WHAT IS EXPECTED:
In the listing below, pick out lines with "列成综合算式是".

ENTRIES:
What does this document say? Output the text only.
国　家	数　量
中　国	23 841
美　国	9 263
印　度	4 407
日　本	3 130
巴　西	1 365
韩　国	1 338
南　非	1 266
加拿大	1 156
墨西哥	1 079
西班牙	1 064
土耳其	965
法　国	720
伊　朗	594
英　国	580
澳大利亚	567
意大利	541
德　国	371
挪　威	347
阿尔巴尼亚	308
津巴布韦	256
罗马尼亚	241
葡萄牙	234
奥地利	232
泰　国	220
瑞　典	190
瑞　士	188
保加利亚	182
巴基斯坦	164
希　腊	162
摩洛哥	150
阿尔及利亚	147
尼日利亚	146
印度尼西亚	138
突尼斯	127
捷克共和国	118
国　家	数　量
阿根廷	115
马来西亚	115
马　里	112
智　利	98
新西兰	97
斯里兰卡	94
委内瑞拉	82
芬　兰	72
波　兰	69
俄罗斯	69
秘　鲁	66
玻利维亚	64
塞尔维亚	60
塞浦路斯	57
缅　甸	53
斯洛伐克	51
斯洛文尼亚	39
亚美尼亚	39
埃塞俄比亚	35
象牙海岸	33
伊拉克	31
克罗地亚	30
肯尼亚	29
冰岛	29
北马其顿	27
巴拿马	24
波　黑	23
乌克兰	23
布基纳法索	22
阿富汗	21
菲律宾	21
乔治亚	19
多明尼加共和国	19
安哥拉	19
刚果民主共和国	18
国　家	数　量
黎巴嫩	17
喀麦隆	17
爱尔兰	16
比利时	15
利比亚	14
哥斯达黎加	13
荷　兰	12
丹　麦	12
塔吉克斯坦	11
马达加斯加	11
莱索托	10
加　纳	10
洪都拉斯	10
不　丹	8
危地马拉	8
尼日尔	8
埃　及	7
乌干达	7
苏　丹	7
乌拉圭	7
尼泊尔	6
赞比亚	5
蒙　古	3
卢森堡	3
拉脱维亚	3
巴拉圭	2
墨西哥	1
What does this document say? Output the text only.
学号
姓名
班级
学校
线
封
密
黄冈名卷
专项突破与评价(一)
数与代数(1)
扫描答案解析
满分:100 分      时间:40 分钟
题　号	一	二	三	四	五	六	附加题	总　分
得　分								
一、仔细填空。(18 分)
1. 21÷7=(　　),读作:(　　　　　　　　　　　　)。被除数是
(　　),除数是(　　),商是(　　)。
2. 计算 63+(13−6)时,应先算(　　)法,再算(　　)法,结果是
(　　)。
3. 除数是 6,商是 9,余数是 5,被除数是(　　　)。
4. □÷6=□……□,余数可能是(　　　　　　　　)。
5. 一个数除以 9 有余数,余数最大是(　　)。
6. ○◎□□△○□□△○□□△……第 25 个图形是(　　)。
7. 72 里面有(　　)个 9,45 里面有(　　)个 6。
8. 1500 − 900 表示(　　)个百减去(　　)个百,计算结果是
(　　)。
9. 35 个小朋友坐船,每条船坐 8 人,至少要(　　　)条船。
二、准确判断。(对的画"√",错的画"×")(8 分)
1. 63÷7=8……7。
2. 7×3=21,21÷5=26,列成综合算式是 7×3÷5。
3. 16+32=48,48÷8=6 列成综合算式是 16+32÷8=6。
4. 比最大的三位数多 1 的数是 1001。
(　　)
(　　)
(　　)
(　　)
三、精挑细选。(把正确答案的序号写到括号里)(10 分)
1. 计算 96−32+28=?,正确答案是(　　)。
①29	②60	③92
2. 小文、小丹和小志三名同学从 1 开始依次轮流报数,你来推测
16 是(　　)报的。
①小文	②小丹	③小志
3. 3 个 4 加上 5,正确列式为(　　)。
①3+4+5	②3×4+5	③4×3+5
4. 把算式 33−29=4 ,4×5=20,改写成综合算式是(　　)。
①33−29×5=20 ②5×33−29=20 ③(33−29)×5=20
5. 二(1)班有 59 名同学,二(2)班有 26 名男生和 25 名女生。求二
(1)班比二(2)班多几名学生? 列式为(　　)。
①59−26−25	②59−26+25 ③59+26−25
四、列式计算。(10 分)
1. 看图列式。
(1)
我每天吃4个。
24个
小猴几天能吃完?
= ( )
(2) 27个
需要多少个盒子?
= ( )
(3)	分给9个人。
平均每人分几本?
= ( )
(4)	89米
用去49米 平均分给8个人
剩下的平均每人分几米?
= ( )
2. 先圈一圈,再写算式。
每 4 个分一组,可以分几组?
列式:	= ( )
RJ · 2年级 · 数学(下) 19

SOLUTION:
2. 7×3=21,21÷5=26,列成综合算式是 7×3÷5。
3. 16+32=48,48÷8=6 列成综合算式是 16+32÷8=6。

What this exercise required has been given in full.